:: DIRECTIVE ::
Output every record word for word.

(Data entries)
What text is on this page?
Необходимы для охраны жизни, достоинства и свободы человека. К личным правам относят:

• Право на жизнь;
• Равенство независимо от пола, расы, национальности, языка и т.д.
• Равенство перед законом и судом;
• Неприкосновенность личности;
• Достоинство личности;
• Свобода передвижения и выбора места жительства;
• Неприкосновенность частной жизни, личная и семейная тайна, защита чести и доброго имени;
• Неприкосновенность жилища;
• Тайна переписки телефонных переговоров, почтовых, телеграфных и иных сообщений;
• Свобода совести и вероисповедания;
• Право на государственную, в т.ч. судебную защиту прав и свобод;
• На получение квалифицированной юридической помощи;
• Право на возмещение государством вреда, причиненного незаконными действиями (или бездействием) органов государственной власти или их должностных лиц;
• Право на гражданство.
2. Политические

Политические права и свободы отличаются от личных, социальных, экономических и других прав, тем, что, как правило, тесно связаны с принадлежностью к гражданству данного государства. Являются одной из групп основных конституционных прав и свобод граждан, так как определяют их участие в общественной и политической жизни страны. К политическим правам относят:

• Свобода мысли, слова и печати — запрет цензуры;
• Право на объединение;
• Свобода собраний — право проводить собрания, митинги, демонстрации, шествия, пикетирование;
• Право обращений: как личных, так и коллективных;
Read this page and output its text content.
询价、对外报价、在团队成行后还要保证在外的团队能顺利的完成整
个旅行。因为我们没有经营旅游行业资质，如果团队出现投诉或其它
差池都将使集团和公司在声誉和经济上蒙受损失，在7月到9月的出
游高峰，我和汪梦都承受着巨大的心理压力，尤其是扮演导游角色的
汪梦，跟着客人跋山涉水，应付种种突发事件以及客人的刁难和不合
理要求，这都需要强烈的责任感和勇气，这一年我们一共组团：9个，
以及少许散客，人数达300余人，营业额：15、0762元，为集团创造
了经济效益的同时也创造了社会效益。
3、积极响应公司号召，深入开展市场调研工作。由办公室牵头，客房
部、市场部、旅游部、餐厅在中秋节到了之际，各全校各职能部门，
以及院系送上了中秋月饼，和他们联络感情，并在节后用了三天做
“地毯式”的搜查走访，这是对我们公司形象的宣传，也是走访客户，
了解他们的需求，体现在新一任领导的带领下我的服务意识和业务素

:: WRITTEN SOLUTION ::
What text is on this page?
Необходимы для охраны жизни, достоинства и свободы человека. К личным правам относят:

• Право на жизнь;
• Равенство независимо от пола, расы, национальности, языка и т.д.
• Равенство перед законом и судом;
• Неприкосновенность личности;
• Достоинство личности;
• Свобода передвижения и выбора места жительства;
• Неприкосновенность частной жизни, личная и семейная тайна, защита чести и доброго имени;
• Неприкосновенность жилища;
• Тайна переписки телефонных переговоров, почтовых, телеграфных и иных сообщений;
• Свобода совести и вероисповедания;
• Право на государственную, в т.ч. судебную защиту прав и свобод;
• На получение квалифицированной юридической помощи;
• Право на возмещение государством вреда, причиненного незаконными действиями (или бездействием) органов государственной власти или их должностных лиц;
• Право на гражданство.
2. Политические

Политические права и свободы отличаются от личных, социальных, экономических и других прав, тем, что, как правило, тесно связаны с принадлежностью к гражданству данного государства. Являются одной из групп основных конституционных прав и свобод граждан, так как определяют их участие в общественной и политической жизни страны. К политическим правам относят:

• Свобода мысли, слова и печати — запрет цензуры;
• Право на объединение;
• Свобода собраний — право проводить собрания, митинги, демонстрации, шествия, пикетирование;
• Право обращений: как личных, так и коллективных;
Read this page and output its text content.
询价、对外报价、在团队成行后还要保证在外的团队能顺利的完成整
个旅行。因为我们没有经营旅游行业资质，如果团队出现投诉或其它
差池都将使集团和公司在声誉和经济上蒙受损失，在7月到9月的出
游高峰，我和汪梦都承受着巨大的心理压力，尤其是扮演导游角色的
汪梦，跟着客人跋山涉水，应付种种突发事件以及客人的刁难和不合
理要求，这都需要强烈的责任感和勇气，这一年我们一共组团：9个，
以及少许散客，人数达300余人，营业额：15、0762元，为集团创造
了经济效益的同时也创造了社会效益。
3、积极响应公司号召，深入开展市场调研工作。由办公室牵头，客房
部、市场部、旅游部、餐厅在中秋节到了之际，各全校各职能部门，
以及院系送上了中秋月饼，和他们联络感情，并在节后用了三天做
“地毯式”的搜查走访，这是对我们公司形象的宣传，也是走访客户，
了解他们的需求，体现在新一任领导的带领下我的服务意识和业务素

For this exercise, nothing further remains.